__Job__: Search the material below for the string "about" and extract each line that has it.

__Information shown__:
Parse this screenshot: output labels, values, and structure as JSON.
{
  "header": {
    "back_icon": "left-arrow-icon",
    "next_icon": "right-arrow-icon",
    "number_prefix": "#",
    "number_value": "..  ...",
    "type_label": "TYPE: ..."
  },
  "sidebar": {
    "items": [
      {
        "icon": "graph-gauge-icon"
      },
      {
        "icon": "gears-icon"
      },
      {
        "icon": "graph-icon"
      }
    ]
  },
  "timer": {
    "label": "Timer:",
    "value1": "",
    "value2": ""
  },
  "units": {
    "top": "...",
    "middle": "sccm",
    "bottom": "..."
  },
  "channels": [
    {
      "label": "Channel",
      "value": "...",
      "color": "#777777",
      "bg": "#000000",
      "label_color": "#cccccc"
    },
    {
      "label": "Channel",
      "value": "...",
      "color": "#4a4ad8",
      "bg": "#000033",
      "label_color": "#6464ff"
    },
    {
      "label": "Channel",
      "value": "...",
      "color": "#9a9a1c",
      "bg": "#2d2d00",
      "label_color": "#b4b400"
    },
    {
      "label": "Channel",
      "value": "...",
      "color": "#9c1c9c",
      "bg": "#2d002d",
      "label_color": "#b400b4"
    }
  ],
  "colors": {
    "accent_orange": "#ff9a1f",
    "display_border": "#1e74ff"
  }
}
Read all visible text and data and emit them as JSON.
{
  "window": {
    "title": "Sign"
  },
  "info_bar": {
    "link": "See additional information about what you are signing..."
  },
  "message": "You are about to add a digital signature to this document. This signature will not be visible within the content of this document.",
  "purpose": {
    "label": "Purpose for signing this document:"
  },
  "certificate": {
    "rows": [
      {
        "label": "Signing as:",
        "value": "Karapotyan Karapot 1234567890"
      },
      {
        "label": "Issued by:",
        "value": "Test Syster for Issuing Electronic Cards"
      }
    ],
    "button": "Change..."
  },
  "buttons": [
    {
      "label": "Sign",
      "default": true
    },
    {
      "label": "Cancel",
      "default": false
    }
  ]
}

__Correct response__:
    "link": "See additional information about what you are signing..."
  "message": "You are about to add a digital signature to this document. This signature will not be visible within the content of this document.",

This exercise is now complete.